● **Goal**
Can you restate the records below word for word?

● **Supplied records**
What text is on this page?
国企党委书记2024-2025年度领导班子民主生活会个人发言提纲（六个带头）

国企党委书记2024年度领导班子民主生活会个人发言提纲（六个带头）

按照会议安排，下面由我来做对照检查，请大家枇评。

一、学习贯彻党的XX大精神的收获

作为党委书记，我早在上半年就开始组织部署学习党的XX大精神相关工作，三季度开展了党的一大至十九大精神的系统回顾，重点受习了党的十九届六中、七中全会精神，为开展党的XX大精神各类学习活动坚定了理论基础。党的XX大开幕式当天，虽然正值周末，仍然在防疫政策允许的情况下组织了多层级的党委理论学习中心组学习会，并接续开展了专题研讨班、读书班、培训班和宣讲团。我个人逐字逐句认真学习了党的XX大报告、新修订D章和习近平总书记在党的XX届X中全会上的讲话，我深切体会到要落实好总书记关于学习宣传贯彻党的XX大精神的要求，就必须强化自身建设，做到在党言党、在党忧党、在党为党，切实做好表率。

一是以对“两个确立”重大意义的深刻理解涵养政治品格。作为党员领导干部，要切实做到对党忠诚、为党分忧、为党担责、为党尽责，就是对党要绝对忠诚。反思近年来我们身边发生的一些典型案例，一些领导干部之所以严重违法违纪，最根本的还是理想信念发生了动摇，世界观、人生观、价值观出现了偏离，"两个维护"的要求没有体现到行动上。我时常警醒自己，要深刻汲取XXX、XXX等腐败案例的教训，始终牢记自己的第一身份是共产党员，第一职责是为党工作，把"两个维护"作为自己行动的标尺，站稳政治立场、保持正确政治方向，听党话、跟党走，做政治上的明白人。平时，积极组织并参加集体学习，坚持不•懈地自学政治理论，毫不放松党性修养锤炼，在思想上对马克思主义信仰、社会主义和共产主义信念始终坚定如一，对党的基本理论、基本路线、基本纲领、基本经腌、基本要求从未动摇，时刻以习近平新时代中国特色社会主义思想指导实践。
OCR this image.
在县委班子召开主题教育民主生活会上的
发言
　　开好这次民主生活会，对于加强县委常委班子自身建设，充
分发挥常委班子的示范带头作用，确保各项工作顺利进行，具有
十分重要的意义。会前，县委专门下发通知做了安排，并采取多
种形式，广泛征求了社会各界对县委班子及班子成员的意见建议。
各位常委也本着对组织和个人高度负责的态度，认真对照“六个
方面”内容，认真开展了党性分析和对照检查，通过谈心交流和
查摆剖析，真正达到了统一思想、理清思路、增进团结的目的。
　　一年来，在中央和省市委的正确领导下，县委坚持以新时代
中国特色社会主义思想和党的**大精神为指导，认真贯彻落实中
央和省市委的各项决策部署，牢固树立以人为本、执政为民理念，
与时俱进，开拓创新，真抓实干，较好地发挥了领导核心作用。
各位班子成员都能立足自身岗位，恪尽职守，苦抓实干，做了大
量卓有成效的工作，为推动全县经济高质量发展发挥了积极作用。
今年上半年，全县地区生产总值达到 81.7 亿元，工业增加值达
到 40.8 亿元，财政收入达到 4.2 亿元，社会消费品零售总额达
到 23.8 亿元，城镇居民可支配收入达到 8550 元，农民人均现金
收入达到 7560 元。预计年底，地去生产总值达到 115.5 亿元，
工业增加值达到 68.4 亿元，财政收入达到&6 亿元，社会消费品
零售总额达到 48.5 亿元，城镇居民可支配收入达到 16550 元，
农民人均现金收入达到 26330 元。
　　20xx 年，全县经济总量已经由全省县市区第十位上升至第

● **Result of this exercise**
What text is on this page?
国企党委书记2024-2025年度领导班子民主生活会个人发言提纲（六个带头）

国企党委书记2024年度领导班子民主生活会个人发言提纲（六个带头）

按照会议安排，下面由我来做对照检查，请大家枇评。

一、学习贯彻党的XX大精神的收获

作为党委书记，我早在上半年就开始组织部署学习党的XX大精神相关工作，三季度开展了党的一大至十九大精神的系统回顾，重点受习了党的十九届六中、七中全会精神，为开展党的XX大精神各类学习活动坚定了理论基础。党的XX大开幕式当天，虽然正值周末，仍然在防疫政策允许的情况下组织了多层级的党委理论学习中心组学习会，并接续开展了专题研讨班、读书班、培训班和宣讲团。我个人逐字逐句认真学习了党的XX大报告、新修订D章和习近平总书记在党的XX届X中全会上的讲话，我深切体会到要落实好总书记关于学习宣传贯彻党的XX大精神的要求，就必须强化自身建设，做到在党言党、在党忧党、在党为党，切实做好表率。

一是以对“两个确立”重大意义的深刻理解涵养政治品格。作为党员领导干部，要切实做到对党忠诚、为党分忧、为党担责、为党尽责，就是对党要绝对忠诚。反思近年来我们身边发生的一些典型案例，一些领导干部之所以严重违法违纪，最根本的还是理想信念发生了动摇，世界观、人生观、价值观出现了偏离，"两个维护"的要求没有体现到行动上。我时常警醒自己，要深刻汲取XXX、XXX等腐败案例的教训，始终牢记自己的第一身份是共产党员，第一职责是为党工作，把"两个维护"作为自己行动的标尺，站稳政治立场、保持正确政治方向，听党话、跟党走，做政治上的明白人。平时，积极组织并参加集体学习，坚持不•懈地自学政治理论，毫不放松党性修养锤炼，在思想上对马克思主义信仰、社会主义和共产主义信念始终坚定如一，对党的基本理论、基本路线、基本纲领、基本经腌、基本要求从未动摇，时刻以习近平新时代中国特色社会主义思想指导实践。
OCR this image.
在县委班子召开主题教育民主生活会上的
发言
　　开好这次民主生活会，对于加强县委常委班子自身建设，充
分发挥常委班子的示范带头作用，确保各项工作顺利进行，具有
十分重要的意义。会前，县委专门下发通知做了安排，并采取多
种形式，广泛征求了社会各界对县委班子及班子成员的意见建议。
各位常委也本着对组织和个人高度负责的态度，认真对照“六个
方面”内容，认真开展了党性分析和对照检查，通过谈心交流和
查摆剖析，真正达到了统一思想、理清思路、增进团结的目的。
　　一年来，在中央和省市委的正确领导下，县委坚持以新时代
中国特色社会主义思想和党的**大精神为指导，认真贯彻落实中
央和省市委的各项决策部署，牢固树立以人为本、执政为民理念，
与时俱进，开拓创新，真抓实干，较好地发挥了领导核心作用。
各位班子成员都能立足自身岗位，恪尽职守，苦抓实干，做了大
量卓有成效的工作，为推动全县经济高质量发展发挥了积极作用。
今年上半年，全县地区生产总值达到 81.7 亿元，工业增加值达
到 40.8 亿元，财政收入达到 4.2 亿元，社会消费品零售总额达
到 23.8 亿元，城镇居民可支配收入达到 8550 元，农民人均现金
收入达到 7560 元。预计年底，地去生产总值达到 115.5 亿元，
工业增加值达到 68.4 亿元，财政收入达到&6 亿元，社会消费品
零售总额达到 48.5 亿元，城镇居民可支配收入达到 16550 元，
农民人均现金收入达到 26330 元。
　　20xx 年，全县经济总量已经由全省县市区第十位上升至第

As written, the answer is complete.